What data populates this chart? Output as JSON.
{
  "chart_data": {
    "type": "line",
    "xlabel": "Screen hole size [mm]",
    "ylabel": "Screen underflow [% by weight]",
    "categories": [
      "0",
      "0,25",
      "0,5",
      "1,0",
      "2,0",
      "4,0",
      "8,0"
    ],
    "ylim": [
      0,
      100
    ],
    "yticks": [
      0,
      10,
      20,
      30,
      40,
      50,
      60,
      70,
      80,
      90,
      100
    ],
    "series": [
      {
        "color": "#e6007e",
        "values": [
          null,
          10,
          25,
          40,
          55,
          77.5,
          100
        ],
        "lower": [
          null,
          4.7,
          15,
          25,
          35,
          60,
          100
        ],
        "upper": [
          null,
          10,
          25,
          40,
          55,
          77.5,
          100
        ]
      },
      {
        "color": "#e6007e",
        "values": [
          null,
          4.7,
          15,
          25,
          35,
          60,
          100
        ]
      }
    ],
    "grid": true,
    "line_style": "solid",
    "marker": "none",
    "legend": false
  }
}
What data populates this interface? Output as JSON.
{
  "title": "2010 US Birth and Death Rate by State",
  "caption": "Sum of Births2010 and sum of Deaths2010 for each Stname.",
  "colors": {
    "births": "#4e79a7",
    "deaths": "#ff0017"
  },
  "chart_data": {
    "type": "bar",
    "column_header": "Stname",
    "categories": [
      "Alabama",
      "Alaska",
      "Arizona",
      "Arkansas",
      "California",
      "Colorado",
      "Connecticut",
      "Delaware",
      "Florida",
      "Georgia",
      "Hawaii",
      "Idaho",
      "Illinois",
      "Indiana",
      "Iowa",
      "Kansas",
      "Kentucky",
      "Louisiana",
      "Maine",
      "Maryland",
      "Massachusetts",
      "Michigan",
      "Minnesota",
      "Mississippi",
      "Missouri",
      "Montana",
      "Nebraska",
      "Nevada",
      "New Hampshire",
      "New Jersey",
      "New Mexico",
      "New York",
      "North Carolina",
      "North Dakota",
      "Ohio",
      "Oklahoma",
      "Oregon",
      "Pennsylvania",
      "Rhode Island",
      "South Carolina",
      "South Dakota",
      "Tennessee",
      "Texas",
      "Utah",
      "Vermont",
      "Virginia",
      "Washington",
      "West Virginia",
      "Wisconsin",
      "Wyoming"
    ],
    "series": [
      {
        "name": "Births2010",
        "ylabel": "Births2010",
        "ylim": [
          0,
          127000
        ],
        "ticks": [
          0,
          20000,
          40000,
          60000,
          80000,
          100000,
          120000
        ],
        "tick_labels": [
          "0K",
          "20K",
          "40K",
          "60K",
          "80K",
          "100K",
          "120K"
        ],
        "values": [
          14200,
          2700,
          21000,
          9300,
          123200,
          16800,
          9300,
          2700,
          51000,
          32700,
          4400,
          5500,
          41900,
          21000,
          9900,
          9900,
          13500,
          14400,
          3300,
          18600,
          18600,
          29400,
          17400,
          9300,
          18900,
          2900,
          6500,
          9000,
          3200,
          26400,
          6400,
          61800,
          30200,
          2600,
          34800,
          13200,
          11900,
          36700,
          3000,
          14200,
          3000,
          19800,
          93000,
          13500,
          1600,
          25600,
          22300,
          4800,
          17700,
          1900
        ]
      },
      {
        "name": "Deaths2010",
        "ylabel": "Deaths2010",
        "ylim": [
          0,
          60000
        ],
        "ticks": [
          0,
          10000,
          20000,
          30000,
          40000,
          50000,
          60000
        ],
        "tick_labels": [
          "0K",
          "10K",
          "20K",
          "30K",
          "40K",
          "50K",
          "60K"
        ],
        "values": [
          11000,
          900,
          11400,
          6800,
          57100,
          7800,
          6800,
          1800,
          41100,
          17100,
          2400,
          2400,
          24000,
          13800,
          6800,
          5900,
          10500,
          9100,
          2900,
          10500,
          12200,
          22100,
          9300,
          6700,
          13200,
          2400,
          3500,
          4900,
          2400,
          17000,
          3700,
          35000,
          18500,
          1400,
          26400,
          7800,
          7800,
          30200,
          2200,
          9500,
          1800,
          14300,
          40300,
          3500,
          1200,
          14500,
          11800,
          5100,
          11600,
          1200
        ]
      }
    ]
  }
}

☆ ☆ ☆

** TO DO **
Select the lines from the entries that include the word "What".

** ANSWER FOR THE TASK **
What data populates this chart? Output as JSON.
What data populates this interface? Output as JSON.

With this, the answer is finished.